▶ _RECORDS FOR PROCESSING_:
☆ ☆ ☆ ☆ ☆ ☆ ☆

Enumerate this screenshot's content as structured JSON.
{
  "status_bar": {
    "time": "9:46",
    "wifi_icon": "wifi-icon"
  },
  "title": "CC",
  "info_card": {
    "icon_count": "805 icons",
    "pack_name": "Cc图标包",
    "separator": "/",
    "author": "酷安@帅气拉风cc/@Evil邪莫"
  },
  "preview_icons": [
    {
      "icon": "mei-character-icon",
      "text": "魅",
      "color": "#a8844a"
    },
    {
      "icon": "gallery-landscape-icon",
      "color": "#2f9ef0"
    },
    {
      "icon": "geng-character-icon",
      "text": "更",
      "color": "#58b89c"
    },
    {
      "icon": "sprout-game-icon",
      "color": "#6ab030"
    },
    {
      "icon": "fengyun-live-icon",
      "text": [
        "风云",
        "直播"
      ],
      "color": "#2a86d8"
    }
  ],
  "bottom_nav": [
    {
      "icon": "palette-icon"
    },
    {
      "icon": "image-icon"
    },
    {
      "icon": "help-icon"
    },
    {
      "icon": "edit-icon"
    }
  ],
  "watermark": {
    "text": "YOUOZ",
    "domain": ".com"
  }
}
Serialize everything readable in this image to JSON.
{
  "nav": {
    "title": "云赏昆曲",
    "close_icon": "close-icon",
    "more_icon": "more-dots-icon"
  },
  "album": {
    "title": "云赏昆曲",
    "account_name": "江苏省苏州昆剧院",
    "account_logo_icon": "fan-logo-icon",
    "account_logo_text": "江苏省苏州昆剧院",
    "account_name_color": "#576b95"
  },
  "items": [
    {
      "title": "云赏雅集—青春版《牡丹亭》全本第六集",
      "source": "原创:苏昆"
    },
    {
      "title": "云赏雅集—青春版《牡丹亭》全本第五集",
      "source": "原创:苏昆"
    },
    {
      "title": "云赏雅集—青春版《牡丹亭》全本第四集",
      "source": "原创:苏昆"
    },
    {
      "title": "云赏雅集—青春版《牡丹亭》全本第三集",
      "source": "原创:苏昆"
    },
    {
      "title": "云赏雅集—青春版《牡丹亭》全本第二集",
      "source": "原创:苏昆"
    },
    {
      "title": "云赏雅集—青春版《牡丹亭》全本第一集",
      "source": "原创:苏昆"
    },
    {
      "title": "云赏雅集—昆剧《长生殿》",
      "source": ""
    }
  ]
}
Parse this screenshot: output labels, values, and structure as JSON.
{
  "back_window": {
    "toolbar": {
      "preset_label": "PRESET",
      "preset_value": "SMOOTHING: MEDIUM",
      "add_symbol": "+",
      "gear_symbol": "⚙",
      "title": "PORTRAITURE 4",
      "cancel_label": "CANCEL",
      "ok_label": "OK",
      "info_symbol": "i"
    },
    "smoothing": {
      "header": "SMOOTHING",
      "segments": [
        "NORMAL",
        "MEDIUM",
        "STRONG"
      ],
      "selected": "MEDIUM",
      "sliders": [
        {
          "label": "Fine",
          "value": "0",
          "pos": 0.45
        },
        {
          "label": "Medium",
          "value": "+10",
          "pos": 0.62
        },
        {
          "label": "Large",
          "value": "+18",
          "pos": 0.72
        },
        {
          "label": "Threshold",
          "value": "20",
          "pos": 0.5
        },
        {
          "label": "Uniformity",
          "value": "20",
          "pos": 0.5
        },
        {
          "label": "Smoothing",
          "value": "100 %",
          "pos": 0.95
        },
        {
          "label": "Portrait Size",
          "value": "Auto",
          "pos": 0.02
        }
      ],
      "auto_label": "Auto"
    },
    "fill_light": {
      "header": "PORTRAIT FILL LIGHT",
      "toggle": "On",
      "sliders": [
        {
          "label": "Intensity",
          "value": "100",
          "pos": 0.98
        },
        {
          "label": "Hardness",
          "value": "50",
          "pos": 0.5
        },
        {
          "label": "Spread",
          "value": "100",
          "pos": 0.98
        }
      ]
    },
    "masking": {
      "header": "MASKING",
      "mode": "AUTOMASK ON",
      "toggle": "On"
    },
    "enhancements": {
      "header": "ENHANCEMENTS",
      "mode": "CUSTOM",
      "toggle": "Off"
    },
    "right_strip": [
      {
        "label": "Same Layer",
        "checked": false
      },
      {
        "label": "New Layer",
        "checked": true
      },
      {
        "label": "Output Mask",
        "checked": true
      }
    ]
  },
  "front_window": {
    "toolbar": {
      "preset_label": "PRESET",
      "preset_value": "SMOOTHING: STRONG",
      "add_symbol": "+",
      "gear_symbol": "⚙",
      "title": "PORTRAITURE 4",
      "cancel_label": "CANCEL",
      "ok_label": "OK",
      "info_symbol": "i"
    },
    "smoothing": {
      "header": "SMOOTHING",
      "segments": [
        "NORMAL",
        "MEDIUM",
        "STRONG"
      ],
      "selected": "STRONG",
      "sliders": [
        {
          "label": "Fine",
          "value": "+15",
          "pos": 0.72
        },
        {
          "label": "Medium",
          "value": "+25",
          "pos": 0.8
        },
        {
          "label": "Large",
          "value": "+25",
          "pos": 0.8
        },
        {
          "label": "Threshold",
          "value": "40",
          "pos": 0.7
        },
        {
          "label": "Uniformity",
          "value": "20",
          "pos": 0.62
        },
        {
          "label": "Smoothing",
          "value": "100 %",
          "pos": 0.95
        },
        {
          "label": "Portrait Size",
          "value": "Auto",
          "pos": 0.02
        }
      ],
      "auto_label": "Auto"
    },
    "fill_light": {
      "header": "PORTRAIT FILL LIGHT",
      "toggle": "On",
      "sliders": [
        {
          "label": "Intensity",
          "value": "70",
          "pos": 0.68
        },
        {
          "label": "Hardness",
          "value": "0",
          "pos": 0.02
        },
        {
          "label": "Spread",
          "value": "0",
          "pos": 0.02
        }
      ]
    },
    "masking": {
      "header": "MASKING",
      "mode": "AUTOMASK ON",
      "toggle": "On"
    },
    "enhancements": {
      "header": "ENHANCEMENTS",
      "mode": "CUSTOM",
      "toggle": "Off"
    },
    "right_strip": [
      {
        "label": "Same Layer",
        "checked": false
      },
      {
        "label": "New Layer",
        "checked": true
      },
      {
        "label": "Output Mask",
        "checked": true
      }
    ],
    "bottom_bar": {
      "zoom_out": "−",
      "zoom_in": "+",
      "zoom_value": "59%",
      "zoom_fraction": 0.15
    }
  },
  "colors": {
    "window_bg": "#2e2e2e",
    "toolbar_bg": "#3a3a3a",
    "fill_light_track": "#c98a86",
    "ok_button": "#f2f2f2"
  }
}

☆ ☆ ☆ ☆ ☆ ☆ ☆

▶ _WHAT TO PRODUCE_: Go through the listing and copy all of it exactly.

▶ _THE COMPLETED TASK_:
Enumerate this screenshot's content as structured JSON.
{
  "status_bar": {
    "time": "9:46",
    "wifi_icon": "wifi-icon"
  },
  "title": "CC",
  "info_card": {
    "icon_count": "805 icons",
    "pack_name": "Cc图标包",
    "separator": "/",
    "author": "酷安@帅气拉风cc/@Evil邪莫"
  },
  "preview_icons": [
    {
      "icon": "mei-character-icon",
      "text": "魅",
      "color": "#a8844a"
    },
    {
      "icon": "gallery-landscape-icon",
      "color": "#2f9ef0"
    },
    {
      "icon": "geng-character-icon",
      "text": "更",
      "color": "#58b89c"
    },
    {
      "icon": "sprout-game-icon",
      "color": "#6ab030"
    },
    {
      "icon": "fengyun-live-icon",
      "text": [
        "风云",
        "直播"
      ],
      "color": "#2a86d8"
    }
  ],
  "bottom_nav": [
    {
      "icon": "palette-icon"
    },
    {
      "icon": "image-icon"
    },
    {
      "icon": "help-icon"
    },
    {
      "icon": "edit-icon"
    }
  ],
  "watermark": {
    "text": "YOUOZ",
    "domain": ".com"
  }
}
Serialize everything readable in this image to JSON.
{
  "nav": {
    "title": "云赏昆曲",
    "close_icon": "close-icon",
    "more_icon": "more-dots-icon"
  },
  "album": {
    "title": "云赏昆曲",
    "account_name": "江苏省苏州昆剧院",
    "account_logo_icon": "fan-logo-icon",
    "account_logo_text": "江苏省苏州昆剧院",
    "account_name_color": "#576b95"
  },
  "items": [
    {
      "title": "云赏雅集—青春版《牡丹亭》全本第六集",
      "source": "原创:苏昆"
    },
    {
      "title": "云赏雅集—青春版《牡丹亭》全本第五集",
      "source": "原创:苏昆"
    },
    {
      "title": "云赏雅集—青春版《牡丹亭》全本第四集",
      "source": "原创:苏昆"
    },
    {
      "title": "云赏雅集—青春版《牡丹亭》全本第三集",
      "source": "原创:苏昆"
    },
    {
      "title": "云赏雅集—青春版《牡丹亭》全本第二集",
      "source": "原创:苏昆"
    },
    {
      "title": "云赏雅集—青春版《牡丹亭》全本第一集",
      "source": "原创:苏昆"
    },
    {
      "title": "云赏雅集—昆剧《长生殿》",
      "source": ""
    }
  ]
}
Parse this screenshot: output labels, values, and structure as JSON.
{
  "back_window": {
    "toolbar": {
      "preset_label": "PRESET",
      "preset_value": "SMOOTHING: MEDIUM",
      "add_symbol": "+",
      "gear_symbol": "⚙",
      "title": "PORTRAITURE 4",
      "cancel_label": "CANCEL",
      "ok_label": "OK",
      "info_symbol": "i"
    },
    "smoothing": {
      "header": "SMOOTHING",
      "segments": [
        "NORMAL",
        "MEDIUM",
        "STRONG"
      ],
      "selected": "MEDIUM",
      "sliders": [
        {
          "label": "Fine",
          "value": "0",
          "pos": 0.45
        },
        {
          "label": "Medium",
          "value": "+10",
          "pos": 0.62
        },
        {
          "label": "Large",
          "value": "+18",
          "pos": 0.72
        },
        {
          "label": "Threshold",
          "value": "20",
          "pos": 0.5
        },
        {
          "label": "Uniformity",
          "value": "20",
          "pos": 0.5
        },
        {
          "label": "Smoothing",
          "value": "100 %",
          "pos": 0.95
        },
        {
          "label": "Portrait Size",
          "value": "Auto",
          "pos": 0.02
        }
      ],
      "auto_label": "Auto"
    },
    "fill_light": {
      "header": "PORTRAIT FILL LIGHT",
      "toggle": "On",
      "sliders": [
        {
          "label": "Intensity",
          "value": "100",
          "pos": 0.98
        },
        {
          "label": "Hardness",
          "value": "50",
          "pos": 0.5
        },
        {
          "label": "Spread",
          "value": "100",
          "pos": 0.98
        }
      ]
    },
    "masking": {
      "header": "MASKING",
      "mode": "AUTOMASK ON",
      "toggle": "On"
    },
    "enhancements": {
      "header": "ENHANCEMENTS",
      "mode": "CUSTOM",
      "toggle": "Off"
    },
    "right_strip": [
      {
        "label": "Same Layer",
        "checked": false
      },
      {
        "label": "New Layer",
        "checked": true
      },
      {
        "label": "Output Mask",
        "checked": true
      }
    ]
  },
  "front_window": {
    "toolbar": {
      "preset_label": "PRESET",
      "preset_value": "SMOOTHING: STRONG",
      "add_symbol": "+",
      "gear_symbol": "⚙",
      "title": "PORTRAITURE 4",
      "cancel_label": "CANCEL",
      "ok_label": "OK",
      "info_symbol": "i"
    },
    "smoothing": {
      "header": "SMOOTHING",
      "segments": [
        "NORMAL",
        "MEDIUM",
        "STRONG"
      ],
      "selected": "STRONG",
      "sliders": [
        {
          "label": "Fine",
          "value": "+15",
          "pos": 0.72
        },
        {
          "label": "Medium",
          "value": "+25",
          "pos": 0.8
        },
        {
          "label": "Large",
          "value": "+25",
          "pos": 0.8
        },
        {
          "label": "Threshold",
          "value": "40",
          "pos": 0.7
        },
        {
          "label": "Uniformity",
          "value": "20",
          "pos": 0.62
        },
        {
          "label": "Smoothing",
          "value": "100 %",
          "pos": 0.95
        },
        {
          "label": "Portrait Size",
          "value": "Auto",
          "pos": 0.02
        }
      ],
      "auto_label": "Auto"
    },
    "fill_light": {
      "header": "PORTRAIT FILL LIGHT",
      "toggle": "On",
      "sliders": [
        {
          "label": "Intensity",
          "value": "70",
          "pos": 0.68
        },
        {
          "label": "Hardness",
          "value": "0",
          "pos": 0.02
        },
        {
          "label": "Spread",
          "value": "0",
          "pos": 0.02
        }
      ]
    },
    "masking": {
      "header": "MASKING",
      "mode": "AUTOMASK ON",
      "toggle": "On"
    },
    "enhancements": {
      "header": "ENHANCEMENTS",
      "mode": "CUSTOM",
      "toggle": "Off"
    },
    "right_strip": [
      {
        "label": "Same Layer",
        "checked": false
      },
      {
        "label": "New Layer",
        "checked": true
      },
      {
        "label": "Output Mask",
        "checked": true
      }
    ],
    "bottom_bar": {
      "zoom_out": "−",
      "zoom_in": "+",
      "zoom_value": "59%",
      "zoom_fraction": 0.15
    }
  },
  "colors": {
    "window_bg": "#2e2e2e",
    "toolbar_bg": "#3a3a3a",
    "fill_light_track": "#c98a86",
    "ok_button": "#f2f2f2"
  }
}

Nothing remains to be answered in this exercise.